§ WHAT IS ASKED: Copy each line of the entries that contains the word "arrow".
---- DATA LINES
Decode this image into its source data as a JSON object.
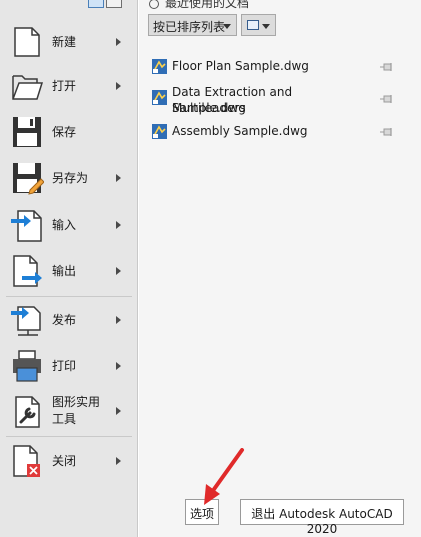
{
  "left_menu": {
    "items": [
      {
        "label": "新建",
        "has_submenu": true,
        "icon": "new-file-icon"
      },
      {
        "label": "打开",
        "has_submenu": true,
        "icon": "open-folder-icon"
      },
      {
        "label": "保存",
        "has_submenu": false,
        "icon": "save-disk-icon"
      },
      {
        "label": "另存为",
        "has_submenu": true,
        "icon": "save-as-icon"
      },
      {
        "label": "输入",
        "has_submenu": true,
        "icon": "import-icon"
      },
      {
        "label": "输出",
        "has_submenu": true,
        "icon": "export-icon"
      },
      {
        "label": "发布",
        "has_submenu": true,
        "icon": "publish-icon"
      },
      {
        "label": "打印",
        "has_submenu": true,
        "icon": "printer-icon"
      },
      {
        "label_line1": "图形实用",
        "label_line2": "工具",
        "has_submenu": true,
        "icon": "wrench-icon"
      },
      {
        "label": "关闭",
        "has_submenu": true,
        "icon": "close-file-icon"
      }
    ]
  },
  "recent": {
    "title": "最近使用的文档",
    "sort_label": "按已排序列表",
    "files": [
      {
        "line1": "Floor Plan Sample.dwg",
        "line2": ""
      },
      {
        "line1": "Data Extraction and Multileaders",
        "line2": "Sample.dwg"
      },
      {
        "line1": "Assembly Sample.dwg",
        "line2": ""
      }
    ]
  },
  "footer": {
    "options_label": "选项",
    "exit_label": "退出 Autodesk AutoCAD 2020"
  },
  "colors": {
    "menu_bg": "#e6e6e6",
    "pane_bg": "#f5f5f5",
    "accent_blue": "#1e7fd6",
    "annotation_red": "#e02a2a"
  }
}
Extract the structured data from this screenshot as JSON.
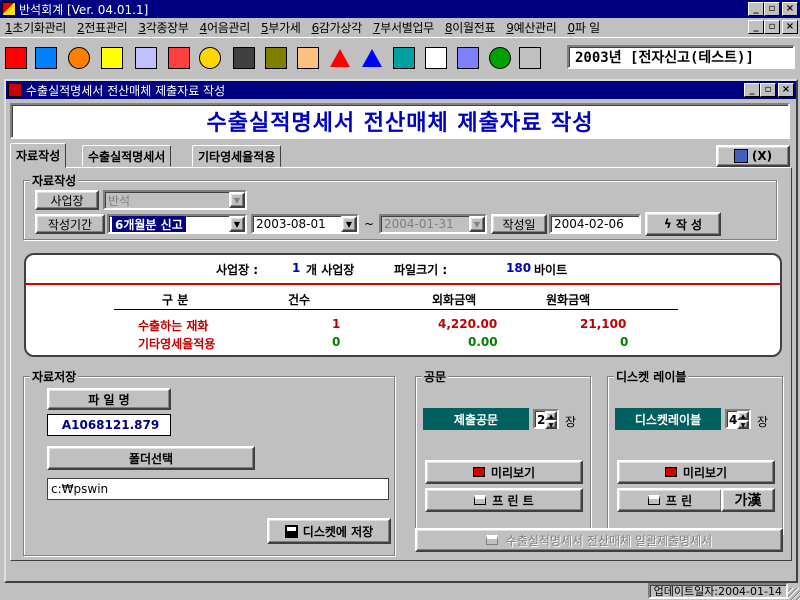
{
  "app": {
    "title": "반석회계 [Ver. 04.01.1]",
    "company": "2003년 [전자신고(테스트)]",
    "window_buttons": [
      "_",
      "▫",
      "×"
    ]
  },
  "menu": [
    {
      "key": "1",
      "label": "초기화관리"
    },
    {
      "key": "2",
      "label": "전표관리"
    },
    {
      "key": "3",
      "label": "각종장부"
    },
    {
      "key": "4",
      "label": "어음관리"
    },
    {
      "key": "5",
      "label": "부가세"
    },
    {
      "key": "6",
      "label": "감가상각"
    },
    {
      "key": "7",
      "label": "부서별업무"
    },
    {
      "key": "8",
      "label": "이월전표"
    },
    {
      "key": "9",
      "label": "예산관리"
    },
    {
      "key": "0",
      "label": "파 일"
    }
  ],
  "toolbar_icons": [
    {
      "name": "exit-icon",
      "color": "#ff0000"
    },
    {
      "name": "org-chart-icon",
      "color": "#0080ff"
    },
    {
      "name": "globe-icon",
      "color": "#ff8000"
    },
    {
      "name": "pencil-icon",
      "color": "#ffff00"
    },
    {
      "name": "key-icon",
      "color": "#c0c0ff"
    },
    {
      "name": "calculator-icon",
      "color": "#ff4040"
    },
    {
      "name": "coin-icon",
      "color": "#ffd700"
    },
    {
      "name": "books-icon",
      "color": "#404040"
    },
    {
      "name": "scale-icon",
      "color": "#808000"
    },
    {
      "name": "hand-icon",
      "color": "#ffc080"
    },
    {
      "name": "arrow-up-red-icon",
      "color": "#ff0000"
    },
    {
      "name": "arrow-up-blue-icon",
      "color": "#0000ff"
    },
    {
      "name": "sort-icon",
      "color": "#00a0a0"
    },
    {
      "name": "table-icon",
      "color": "#ffffff"
    },
    {
      "name": "printer-icon",
      "color": "#8080ff"
    },
    {
      "name": "refresh-icon",
      "color": "#00a000"
    },
    {
      "name": "window-icon",
      "color": "#c0c0c0"
    }
  ],
  "child": {
    "title": "수출실적명세서 전산매체 제출자료 작성",
    "banner": "수출실적명세서 전산매체 제출자료 작성",
    "tabs": [
      "자료작성",
      "수출실적명세서",
      "기타영세율적용"
    ],
    "close_label": "(X)"
  },
  "form": {
    "group_title": "자료작성",
    "site_label": "사업장",
    "site_value": "반석",
    "period_label": "작성기간",
    "period_value": "6개월분 신고",
    "date_from": "2003-08-01",
    "tilde": "~",
    "date_to": "2004-01-31",
    "written_label": "작성일",
    "written_value": "2004-02-06",
    "create_label": "작 성"
  },
  "summary": {
    "site_label": "사업장 :",
    "site_count": "1",
    "site_unit": "개 사업장",
    "size_label": "파일크기 :",
    "size_value": "180",
    "size_unit": "바이트",
    "headers": [
      "구    분",
      "건수",
      "외화금액",
      "원화금액"
    ],
    "rows": [
      {
        "label": "수출하는 재화",
        "count": "1",
        "foreign": "4,220.00",
        "won": "21,100"
      },
      {
        "label": "기타영세율적용",
        "count": "0",
        "foreign": "0.00",
        "won": "0"
      }
    ],
    "colors": {
      "row1": "#c00000",
      "row2": "#008000",
      "count": "#0000c0"
    }
  },
  "save": {
    "group_title": "자료저장",
    "filename_label": "파 일 명",
    "filename_value": "A1068121.879",
    "folder_label": "폴더선택",
    "folder_value": "c:₩pswin",
    "save_label": "디스켓에 저장"
  },
  "letter": {
    "group_title": "공문",
    "teal_label": "제출공문",
    "count": "2",
    "unit": "장",
    "preview_label": "미리보기",
    "print_label": "프 린 트"
  },
  "diskette": {
    "group_title": "디스켓 레이블",
    "teal_label": "디스켓레이블",
    "count": "4",
    "unit": "장",
    "preview_label": "미리보기",
    "print_label": "프 린",
    "ime_label": "가漢"
  },
  "bottom_button": "수출실적명세서 전산매체 일괄제출명세서",
  "status": "업데이트일자:2004-01-14"
}
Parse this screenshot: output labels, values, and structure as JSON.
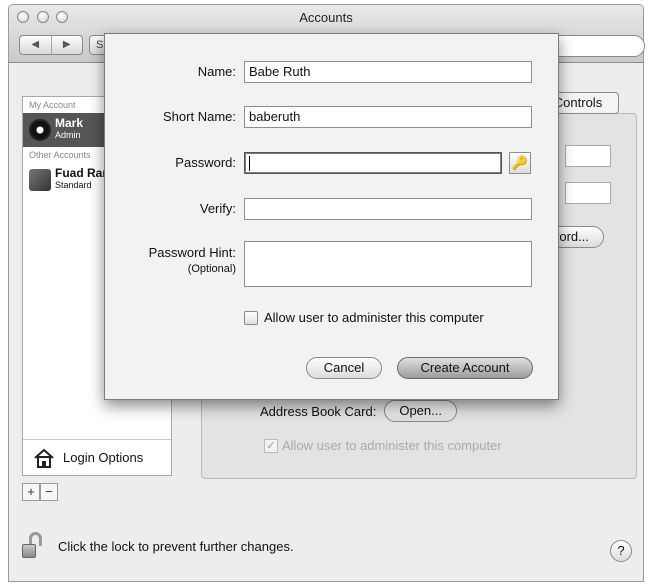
--------
§ TASK OUTPUT:
      "name": "arrow-up-red-icon",
      "name": "arrow-up-blue-icon",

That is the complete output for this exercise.